**Task details**
Read the records and gather each line that includes "JSON".

**Data supplied**
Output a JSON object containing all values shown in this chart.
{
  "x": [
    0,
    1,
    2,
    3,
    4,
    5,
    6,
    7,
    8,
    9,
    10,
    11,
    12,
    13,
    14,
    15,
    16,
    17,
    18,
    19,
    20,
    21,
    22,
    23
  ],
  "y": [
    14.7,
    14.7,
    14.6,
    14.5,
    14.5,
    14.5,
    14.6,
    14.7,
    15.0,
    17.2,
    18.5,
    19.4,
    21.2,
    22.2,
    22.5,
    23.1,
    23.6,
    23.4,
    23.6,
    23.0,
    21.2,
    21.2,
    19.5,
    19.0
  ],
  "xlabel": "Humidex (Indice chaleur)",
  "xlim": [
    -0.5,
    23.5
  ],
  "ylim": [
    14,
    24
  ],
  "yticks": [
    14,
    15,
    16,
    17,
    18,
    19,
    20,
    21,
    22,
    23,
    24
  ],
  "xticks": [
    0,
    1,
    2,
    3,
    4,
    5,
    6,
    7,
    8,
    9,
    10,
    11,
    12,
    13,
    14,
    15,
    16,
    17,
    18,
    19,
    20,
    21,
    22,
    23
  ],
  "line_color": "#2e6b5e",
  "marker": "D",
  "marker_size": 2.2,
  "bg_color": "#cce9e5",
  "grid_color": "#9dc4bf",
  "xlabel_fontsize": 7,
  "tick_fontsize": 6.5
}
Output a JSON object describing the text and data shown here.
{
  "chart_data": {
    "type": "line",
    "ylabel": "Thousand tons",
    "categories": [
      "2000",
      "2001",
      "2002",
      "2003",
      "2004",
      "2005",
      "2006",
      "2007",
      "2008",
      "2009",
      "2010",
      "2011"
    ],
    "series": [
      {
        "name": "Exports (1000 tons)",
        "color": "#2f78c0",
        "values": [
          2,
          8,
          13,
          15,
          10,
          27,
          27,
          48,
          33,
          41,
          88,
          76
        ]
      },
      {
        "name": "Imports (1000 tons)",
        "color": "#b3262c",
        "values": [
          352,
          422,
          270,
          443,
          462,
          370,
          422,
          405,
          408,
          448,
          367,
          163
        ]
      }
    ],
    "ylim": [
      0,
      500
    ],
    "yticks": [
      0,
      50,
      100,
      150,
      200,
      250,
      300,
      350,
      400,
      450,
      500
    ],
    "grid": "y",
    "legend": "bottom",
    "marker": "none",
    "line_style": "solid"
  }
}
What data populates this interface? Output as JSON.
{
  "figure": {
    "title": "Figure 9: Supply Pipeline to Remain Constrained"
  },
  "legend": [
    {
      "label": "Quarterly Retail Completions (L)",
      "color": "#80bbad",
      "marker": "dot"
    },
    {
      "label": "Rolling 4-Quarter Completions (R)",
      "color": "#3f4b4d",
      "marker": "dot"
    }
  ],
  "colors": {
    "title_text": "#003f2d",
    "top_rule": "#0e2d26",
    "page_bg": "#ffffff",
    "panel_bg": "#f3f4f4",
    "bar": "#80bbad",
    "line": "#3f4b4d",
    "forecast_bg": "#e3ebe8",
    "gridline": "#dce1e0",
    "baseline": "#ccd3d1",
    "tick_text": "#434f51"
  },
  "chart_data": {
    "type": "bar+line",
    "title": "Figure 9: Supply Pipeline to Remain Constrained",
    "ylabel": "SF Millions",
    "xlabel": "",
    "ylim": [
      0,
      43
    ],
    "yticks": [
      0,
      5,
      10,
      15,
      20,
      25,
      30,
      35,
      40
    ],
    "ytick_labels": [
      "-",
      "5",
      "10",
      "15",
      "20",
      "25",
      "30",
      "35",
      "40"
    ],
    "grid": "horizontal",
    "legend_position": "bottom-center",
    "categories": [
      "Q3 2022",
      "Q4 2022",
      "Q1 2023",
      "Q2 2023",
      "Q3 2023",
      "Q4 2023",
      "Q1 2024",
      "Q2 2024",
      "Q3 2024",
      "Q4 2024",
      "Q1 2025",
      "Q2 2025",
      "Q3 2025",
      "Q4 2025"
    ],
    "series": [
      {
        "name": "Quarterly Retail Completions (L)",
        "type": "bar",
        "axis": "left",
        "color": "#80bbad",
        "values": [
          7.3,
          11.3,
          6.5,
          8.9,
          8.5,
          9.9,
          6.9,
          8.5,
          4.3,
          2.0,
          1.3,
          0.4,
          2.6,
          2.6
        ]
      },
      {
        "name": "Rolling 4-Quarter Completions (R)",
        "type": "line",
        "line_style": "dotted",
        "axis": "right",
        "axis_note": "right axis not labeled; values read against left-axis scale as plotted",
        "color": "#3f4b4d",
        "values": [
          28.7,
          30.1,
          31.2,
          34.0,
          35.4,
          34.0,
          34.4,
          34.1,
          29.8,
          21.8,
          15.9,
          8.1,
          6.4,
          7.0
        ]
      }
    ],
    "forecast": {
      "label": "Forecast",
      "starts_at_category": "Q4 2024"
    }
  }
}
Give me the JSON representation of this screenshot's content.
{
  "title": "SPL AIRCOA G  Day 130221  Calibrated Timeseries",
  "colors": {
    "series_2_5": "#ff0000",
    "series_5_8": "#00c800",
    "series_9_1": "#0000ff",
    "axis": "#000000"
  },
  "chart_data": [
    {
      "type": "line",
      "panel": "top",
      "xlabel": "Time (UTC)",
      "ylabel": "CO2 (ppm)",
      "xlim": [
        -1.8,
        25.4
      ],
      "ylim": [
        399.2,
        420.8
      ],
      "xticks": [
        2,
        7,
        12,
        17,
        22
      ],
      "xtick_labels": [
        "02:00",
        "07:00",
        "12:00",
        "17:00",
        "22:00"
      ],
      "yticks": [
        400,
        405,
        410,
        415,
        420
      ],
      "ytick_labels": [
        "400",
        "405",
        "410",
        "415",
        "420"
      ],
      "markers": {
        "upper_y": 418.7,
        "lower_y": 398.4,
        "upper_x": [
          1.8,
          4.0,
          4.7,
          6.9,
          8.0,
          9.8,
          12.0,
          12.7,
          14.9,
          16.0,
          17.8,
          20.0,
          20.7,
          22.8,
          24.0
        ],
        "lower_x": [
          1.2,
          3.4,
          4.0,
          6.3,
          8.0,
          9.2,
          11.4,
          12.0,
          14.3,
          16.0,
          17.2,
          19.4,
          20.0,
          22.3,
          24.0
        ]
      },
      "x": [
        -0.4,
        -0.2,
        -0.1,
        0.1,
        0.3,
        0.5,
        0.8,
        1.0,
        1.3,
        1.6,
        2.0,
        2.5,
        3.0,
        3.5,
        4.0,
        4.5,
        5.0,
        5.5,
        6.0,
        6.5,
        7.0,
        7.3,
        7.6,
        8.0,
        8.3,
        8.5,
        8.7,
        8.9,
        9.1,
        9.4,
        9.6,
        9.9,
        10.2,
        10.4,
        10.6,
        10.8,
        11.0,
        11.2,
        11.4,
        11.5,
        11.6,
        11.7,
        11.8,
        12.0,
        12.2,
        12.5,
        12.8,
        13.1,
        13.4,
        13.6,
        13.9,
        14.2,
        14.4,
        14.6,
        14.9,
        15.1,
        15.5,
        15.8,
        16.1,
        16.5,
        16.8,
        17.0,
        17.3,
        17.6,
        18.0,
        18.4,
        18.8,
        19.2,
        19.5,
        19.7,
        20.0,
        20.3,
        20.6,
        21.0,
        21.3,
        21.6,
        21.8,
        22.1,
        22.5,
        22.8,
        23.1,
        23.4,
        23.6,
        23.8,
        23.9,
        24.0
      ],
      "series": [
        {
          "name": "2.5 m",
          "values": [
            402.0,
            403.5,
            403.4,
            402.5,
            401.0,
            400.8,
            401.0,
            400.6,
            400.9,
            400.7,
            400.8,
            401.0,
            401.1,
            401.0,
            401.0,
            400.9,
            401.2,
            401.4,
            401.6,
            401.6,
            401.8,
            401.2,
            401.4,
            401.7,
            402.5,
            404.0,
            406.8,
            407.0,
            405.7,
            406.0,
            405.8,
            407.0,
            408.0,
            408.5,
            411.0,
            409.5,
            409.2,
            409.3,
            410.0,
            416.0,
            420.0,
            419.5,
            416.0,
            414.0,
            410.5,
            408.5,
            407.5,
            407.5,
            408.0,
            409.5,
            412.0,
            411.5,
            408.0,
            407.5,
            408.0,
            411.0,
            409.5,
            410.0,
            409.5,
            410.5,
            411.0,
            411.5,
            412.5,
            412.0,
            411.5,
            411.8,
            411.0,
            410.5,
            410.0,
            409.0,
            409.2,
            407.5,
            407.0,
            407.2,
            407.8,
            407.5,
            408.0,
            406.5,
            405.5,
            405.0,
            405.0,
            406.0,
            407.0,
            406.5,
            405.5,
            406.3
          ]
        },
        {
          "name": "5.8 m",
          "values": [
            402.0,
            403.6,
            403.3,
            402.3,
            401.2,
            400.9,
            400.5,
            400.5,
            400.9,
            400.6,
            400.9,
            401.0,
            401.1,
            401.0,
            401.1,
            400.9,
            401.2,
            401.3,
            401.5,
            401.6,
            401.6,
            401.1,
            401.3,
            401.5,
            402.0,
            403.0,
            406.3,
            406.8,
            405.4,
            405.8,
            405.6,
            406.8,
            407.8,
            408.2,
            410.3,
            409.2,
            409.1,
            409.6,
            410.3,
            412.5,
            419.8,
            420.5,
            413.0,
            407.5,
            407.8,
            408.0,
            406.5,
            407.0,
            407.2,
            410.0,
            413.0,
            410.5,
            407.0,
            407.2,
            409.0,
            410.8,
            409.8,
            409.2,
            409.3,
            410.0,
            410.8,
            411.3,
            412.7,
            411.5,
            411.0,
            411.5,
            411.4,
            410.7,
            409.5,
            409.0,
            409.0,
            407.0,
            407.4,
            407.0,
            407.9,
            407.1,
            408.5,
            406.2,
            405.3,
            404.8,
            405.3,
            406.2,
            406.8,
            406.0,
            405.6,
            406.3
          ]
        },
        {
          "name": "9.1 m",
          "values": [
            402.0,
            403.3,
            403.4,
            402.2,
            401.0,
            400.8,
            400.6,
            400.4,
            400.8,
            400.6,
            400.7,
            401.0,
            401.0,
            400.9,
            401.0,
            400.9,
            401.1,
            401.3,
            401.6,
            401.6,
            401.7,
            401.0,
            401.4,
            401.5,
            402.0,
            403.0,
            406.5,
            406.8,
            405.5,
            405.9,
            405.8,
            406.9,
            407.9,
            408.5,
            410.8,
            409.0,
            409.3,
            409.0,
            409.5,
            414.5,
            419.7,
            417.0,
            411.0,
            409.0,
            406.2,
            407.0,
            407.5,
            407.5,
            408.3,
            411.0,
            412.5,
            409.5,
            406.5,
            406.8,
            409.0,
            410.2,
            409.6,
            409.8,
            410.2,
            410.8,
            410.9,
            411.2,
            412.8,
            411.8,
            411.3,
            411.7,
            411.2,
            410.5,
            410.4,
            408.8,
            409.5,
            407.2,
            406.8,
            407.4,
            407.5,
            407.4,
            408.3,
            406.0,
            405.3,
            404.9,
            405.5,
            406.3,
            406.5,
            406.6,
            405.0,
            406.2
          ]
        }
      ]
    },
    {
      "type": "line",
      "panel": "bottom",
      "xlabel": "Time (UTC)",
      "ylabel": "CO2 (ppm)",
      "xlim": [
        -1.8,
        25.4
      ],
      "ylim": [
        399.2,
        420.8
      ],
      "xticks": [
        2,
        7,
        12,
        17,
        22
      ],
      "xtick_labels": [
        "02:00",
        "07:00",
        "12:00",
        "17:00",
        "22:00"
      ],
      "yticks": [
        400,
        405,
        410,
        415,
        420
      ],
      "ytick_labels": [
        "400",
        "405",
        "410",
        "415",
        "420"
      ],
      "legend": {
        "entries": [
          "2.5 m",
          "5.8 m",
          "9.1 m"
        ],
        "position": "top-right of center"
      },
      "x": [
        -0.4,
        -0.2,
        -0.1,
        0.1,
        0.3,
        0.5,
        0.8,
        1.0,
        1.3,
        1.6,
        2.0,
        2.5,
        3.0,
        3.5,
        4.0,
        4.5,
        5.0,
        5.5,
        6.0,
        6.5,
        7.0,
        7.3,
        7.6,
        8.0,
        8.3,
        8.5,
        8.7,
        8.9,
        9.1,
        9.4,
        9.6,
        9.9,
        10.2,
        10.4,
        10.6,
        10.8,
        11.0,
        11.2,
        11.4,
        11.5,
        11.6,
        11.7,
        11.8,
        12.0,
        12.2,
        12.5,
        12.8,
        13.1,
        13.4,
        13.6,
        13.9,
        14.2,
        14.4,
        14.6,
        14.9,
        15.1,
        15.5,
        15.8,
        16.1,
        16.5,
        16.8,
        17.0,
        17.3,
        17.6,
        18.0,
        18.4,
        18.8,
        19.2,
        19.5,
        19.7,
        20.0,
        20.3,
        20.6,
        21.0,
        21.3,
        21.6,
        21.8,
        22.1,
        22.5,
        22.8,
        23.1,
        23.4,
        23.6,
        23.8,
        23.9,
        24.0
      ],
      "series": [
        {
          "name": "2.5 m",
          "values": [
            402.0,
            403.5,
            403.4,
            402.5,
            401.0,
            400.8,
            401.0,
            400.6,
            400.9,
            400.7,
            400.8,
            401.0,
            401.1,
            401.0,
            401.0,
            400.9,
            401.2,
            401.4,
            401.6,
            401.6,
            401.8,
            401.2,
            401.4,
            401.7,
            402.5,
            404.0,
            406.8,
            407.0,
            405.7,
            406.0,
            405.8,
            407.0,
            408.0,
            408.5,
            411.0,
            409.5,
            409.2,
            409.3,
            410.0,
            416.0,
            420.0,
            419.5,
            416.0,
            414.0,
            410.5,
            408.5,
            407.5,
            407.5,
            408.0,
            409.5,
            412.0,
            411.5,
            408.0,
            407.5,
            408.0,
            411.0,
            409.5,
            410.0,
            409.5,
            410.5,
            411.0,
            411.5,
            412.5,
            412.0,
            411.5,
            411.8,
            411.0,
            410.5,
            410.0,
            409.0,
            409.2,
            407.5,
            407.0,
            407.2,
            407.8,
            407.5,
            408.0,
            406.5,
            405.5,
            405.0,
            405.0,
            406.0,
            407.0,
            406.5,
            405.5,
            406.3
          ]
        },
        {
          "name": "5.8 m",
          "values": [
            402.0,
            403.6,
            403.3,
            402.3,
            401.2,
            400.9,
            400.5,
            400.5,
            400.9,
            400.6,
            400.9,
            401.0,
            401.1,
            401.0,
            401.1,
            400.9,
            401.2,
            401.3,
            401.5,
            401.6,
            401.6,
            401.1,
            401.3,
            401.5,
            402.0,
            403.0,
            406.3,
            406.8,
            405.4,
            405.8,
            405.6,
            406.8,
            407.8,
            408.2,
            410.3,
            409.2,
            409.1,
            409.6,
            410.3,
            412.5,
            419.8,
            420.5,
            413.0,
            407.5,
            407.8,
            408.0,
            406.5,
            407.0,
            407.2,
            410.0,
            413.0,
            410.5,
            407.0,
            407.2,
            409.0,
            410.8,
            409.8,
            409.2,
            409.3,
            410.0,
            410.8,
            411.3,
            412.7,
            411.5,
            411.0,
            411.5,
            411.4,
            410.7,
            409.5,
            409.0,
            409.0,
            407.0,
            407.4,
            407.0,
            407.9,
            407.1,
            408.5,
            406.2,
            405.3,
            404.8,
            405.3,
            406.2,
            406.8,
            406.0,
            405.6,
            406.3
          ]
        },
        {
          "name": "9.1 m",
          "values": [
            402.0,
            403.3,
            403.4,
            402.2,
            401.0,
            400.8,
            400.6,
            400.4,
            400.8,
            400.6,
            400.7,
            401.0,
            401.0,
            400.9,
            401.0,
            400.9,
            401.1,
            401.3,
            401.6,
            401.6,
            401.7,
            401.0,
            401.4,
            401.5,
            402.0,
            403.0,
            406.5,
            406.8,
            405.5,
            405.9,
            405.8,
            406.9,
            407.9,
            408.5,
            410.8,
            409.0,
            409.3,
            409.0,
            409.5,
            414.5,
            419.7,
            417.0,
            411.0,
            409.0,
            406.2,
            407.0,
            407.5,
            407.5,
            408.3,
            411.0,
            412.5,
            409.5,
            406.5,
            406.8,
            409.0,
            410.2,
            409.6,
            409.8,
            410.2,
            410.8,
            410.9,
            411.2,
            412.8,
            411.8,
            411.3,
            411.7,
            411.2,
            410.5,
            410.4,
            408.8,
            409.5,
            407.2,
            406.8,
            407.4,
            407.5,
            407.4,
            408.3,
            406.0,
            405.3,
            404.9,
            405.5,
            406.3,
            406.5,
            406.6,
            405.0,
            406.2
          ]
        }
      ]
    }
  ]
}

**Response to this task**
Output a JSON object containing all values shown in this chart.
Output a JSON object describing the text and data shown here.
What data populates this interface? Output as JSON.
Give me the JSON representation of this screenshot's content.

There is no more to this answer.